> **What you need to do**: Find every line containing the word "true" and report the count, nothing more.

Stored data
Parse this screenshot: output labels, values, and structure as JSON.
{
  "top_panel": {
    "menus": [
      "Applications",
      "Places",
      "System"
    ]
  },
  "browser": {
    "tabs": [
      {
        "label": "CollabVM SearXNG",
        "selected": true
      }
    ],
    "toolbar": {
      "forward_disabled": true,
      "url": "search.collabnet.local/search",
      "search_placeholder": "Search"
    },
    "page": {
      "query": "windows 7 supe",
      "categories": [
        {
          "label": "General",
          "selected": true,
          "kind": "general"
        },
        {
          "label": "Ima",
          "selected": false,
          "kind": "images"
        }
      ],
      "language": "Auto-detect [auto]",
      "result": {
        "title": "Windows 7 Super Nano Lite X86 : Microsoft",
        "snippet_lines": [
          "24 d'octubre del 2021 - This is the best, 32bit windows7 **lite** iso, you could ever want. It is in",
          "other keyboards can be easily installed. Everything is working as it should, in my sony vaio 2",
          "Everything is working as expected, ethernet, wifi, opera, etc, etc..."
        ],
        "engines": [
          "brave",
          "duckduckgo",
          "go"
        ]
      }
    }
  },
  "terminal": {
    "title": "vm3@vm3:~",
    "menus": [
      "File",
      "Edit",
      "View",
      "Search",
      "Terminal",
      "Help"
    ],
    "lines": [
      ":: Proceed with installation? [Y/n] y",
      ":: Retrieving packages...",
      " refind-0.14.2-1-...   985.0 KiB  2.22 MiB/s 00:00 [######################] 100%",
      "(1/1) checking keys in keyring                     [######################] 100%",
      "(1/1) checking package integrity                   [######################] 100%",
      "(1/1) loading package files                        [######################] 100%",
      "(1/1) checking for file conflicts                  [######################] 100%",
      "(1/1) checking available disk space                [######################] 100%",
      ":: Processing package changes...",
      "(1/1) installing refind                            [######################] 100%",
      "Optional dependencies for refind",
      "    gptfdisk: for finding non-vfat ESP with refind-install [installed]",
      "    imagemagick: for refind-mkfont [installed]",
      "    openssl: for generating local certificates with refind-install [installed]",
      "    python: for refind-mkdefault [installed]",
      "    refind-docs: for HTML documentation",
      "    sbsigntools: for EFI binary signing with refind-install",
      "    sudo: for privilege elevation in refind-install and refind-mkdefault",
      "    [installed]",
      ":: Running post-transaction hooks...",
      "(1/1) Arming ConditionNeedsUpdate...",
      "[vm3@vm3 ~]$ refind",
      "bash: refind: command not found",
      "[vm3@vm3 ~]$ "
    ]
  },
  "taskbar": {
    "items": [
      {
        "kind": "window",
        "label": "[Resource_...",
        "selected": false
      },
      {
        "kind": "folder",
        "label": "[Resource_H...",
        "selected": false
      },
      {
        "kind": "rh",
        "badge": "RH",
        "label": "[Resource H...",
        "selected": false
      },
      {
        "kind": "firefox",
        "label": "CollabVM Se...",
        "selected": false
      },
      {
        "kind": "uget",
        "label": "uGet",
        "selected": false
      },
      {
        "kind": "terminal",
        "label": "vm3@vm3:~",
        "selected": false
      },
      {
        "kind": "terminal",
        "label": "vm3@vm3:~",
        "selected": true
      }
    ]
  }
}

> **Written answer**: 4